» **Entries provided**:
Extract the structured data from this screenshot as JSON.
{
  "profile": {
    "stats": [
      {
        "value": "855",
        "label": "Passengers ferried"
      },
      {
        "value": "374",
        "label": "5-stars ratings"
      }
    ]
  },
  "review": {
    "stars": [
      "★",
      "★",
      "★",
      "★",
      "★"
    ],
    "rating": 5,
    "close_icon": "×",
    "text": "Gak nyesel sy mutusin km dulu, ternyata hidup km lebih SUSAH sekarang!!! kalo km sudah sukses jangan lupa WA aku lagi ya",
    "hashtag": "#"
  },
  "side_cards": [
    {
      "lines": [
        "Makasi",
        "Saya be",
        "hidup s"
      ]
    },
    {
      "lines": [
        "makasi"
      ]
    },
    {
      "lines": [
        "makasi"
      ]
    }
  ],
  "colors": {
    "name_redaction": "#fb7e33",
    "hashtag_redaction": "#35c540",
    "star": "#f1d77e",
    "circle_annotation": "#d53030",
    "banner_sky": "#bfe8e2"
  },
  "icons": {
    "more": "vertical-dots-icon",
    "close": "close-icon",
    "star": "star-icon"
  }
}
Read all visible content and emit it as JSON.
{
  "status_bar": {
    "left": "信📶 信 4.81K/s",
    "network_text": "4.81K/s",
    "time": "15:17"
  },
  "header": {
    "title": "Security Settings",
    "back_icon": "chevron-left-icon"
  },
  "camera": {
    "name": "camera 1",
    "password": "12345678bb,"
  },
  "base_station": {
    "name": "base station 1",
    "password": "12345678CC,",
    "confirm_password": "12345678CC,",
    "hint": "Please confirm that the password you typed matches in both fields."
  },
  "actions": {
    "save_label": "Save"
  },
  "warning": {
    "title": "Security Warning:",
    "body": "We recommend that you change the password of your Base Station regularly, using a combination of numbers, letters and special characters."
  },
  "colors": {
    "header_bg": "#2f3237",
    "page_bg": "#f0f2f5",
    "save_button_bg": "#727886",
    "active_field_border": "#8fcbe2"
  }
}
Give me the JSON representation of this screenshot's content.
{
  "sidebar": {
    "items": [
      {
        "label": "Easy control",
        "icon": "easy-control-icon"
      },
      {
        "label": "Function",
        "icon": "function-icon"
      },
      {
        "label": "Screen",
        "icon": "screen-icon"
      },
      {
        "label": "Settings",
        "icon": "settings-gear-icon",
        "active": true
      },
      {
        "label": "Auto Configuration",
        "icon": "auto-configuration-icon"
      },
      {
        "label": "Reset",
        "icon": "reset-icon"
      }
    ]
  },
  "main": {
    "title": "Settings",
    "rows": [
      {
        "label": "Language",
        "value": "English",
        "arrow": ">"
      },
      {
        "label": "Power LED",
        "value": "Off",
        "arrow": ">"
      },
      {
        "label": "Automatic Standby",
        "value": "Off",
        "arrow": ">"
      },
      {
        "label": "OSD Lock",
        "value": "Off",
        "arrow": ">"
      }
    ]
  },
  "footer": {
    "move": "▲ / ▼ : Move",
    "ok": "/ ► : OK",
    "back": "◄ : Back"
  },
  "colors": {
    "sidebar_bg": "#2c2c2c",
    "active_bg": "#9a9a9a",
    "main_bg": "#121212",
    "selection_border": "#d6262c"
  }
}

» **Request**: Locate the line with "Read all visible content and emit it as JSON." in the entries above; extract it and every line after it, verbatim.

» **Complete answer**:
Read all visible content and emit it as JSON.
{
  "status_bar": {
    "left": "信📶 信 4.81K/s",
    "network_text": "4.81K/s",
    "time": "15:17"
  },
  "header": {
    "title": "Security Settings",
    "back_icon": "chevron-left-icon"
  },
  "camera": {
    "name": "camera 1",
    "password": "12345678bb,"
  },
  "base_station": {
    "name": "base station 1",
    "password": "12345678CC,",
    "confirm_password": "12345678CC,",
    "hint": "Please confirm that the password you typed matches in both fields."
  },
  "actions": {
    "save_label": "Save"
  },
  "warning": {
    "title": "Security Warning:",
    "body": "We recommend that you change the password of your Base Station regularly, using a combination of numbers, letters and special characters."
  },
  "colors": {
    "header_bg": "#2f3237",
    "page_bg": "#f0f2f5",
    "save_button_bg": "#727886",
    "active_field_border": "#8fcbe2"
  }
}
Give me the JSON representation of this screenshot's content.
{
  "sidebar": {
    "items": [
      {
        "label": "Easy control",
        "icon": "easy-control-icon"
      },
      {
        "label": "Function",
        "icon": "function-icon"
      },
      {
        "label": "Screen",
        "icon": "screen-icon"
      },
      {
        "label": "Settings",
        "icon": "settings-gear-icon",
        "active": true
      },
      {
        "label": "Auto Configuration",
        "icon": "auto-configuration-icon"
      },
      {
        "label": "Reset",
        "icon": "reset-icon"
      }
    ]
  },
  "main": {
    "title": "Settings",
    "rows": [
      {
        "label": "Language",
        "value": "English",
        "arrow": ">"
      },
      {
        "label": "Power LED",
        "value": "Off",
        "arrow": ">"
      },
      {
        "label": "Automatic Standby",
        "value": "Off",
        "arrow": ">"
      },
      {
        "label": "OSD Lock",
        "value": "Off",
        "arrow": ">"
      }
    ]
  },
  "footer": {
    "move": "▲ / ▼ : Move",
    "ok": "/ ► : OK",
    "back": "◄ : Back"
  },
  "colors": {
    "sidebar_bg": "#2c2c2c",
    "active_bg": "#9a9a9a",
    "main_bg": "#121212",
    "selection_border": "#d6262c"
  }
}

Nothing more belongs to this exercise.